Collection entries:

:::::

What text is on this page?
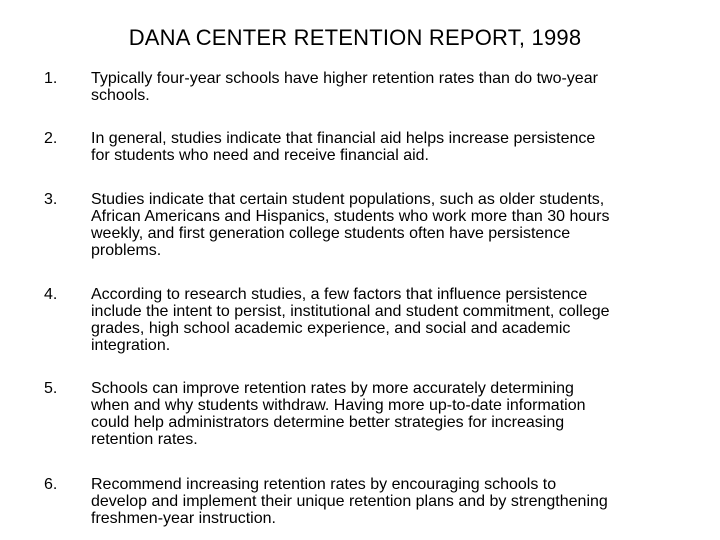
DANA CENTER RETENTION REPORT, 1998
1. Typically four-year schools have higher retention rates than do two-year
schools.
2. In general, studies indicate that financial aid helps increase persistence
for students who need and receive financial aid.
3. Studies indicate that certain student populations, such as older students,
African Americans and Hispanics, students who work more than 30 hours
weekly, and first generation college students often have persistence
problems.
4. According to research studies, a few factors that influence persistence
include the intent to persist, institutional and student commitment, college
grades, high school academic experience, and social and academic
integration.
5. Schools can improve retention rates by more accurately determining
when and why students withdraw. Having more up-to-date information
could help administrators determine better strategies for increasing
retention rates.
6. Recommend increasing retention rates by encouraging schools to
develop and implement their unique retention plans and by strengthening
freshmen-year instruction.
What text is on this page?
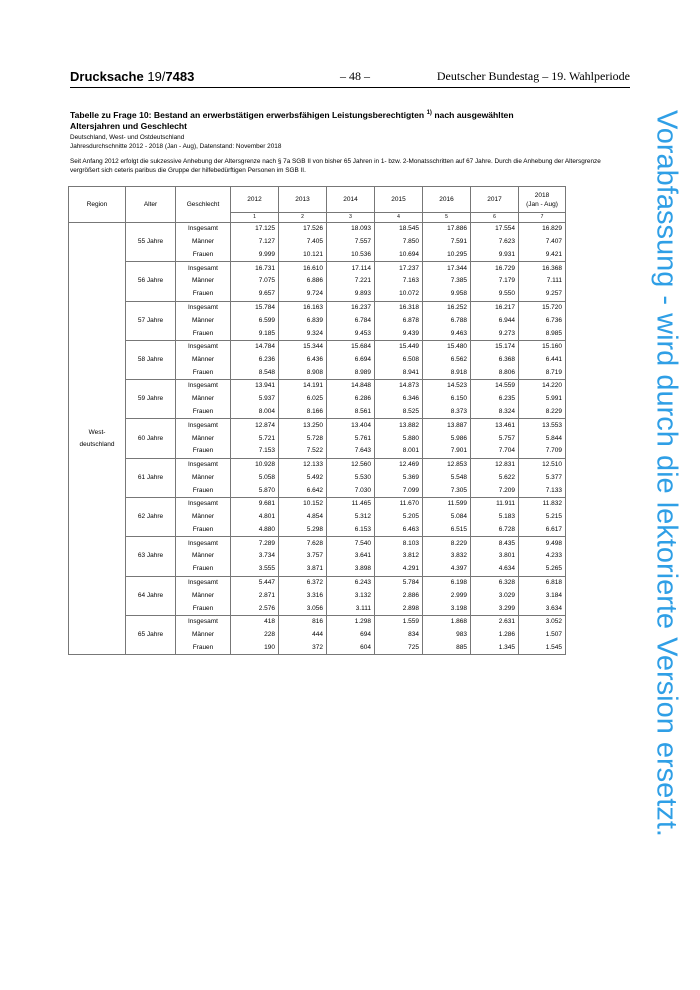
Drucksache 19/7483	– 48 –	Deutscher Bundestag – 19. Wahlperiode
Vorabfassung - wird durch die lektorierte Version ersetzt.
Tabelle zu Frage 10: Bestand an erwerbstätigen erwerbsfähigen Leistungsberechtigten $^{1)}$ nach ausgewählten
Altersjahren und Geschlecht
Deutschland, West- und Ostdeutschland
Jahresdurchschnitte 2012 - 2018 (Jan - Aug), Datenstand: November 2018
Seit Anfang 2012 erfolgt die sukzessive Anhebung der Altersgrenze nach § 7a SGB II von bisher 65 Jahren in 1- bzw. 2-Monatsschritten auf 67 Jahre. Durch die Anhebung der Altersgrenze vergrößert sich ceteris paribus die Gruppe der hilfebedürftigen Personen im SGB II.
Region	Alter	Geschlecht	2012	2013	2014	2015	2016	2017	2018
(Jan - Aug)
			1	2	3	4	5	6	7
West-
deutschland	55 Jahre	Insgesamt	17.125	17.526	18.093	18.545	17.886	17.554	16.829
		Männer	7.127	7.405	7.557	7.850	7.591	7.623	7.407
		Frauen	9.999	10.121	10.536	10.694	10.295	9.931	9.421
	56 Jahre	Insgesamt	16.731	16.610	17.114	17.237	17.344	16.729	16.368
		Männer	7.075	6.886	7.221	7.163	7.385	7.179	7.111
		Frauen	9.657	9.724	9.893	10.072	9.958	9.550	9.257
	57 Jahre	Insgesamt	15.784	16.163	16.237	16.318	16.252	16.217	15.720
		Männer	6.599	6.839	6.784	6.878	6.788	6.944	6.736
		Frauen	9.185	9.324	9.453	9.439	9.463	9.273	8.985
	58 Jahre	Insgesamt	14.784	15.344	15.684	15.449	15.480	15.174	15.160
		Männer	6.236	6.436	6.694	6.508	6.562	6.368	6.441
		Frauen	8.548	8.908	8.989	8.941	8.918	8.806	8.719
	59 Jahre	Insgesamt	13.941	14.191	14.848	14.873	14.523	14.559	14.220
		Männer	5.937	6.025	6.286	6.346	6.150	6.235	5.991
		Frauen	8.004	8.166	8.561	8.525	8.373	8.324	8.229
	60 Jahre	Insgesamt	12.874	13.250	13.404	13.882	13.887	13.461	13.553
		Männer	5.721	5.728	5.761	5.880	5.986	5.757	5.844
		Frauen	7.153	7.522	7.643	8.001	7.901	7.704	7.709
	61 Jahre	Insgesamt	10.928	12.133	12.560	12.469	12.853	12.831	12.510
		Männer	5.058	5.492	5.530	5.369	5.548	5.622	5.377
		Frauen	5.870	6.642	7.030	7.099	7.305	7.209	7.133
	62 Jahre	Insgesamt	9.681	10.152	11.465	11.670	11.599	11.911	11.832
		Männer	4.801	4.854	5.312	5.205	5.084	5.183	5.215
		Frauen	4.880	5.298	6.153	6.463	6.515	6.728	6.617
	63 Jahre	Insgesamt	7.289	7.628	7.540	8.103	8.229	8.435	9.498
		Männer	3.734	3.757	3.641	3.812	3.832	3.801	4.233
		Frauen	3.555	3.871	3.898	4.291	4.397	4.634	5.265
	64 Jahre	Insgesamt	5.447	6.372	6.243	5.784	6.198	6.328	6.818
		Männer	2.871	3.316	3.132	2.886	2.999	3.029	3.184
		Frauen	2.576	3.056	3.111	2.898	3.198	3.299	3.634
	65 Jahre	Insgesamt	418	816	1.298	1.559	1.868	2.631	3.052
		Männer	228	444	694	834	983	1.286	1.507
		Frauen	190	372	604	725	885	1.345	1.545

:::::

STATED EXERCISE: Scan the data for the word "financial" and copy every line where it shows up.

THE SOLUTION:
2. In general, studies indicate that financial aid helps increase persistence
for students who need and receive financial aid.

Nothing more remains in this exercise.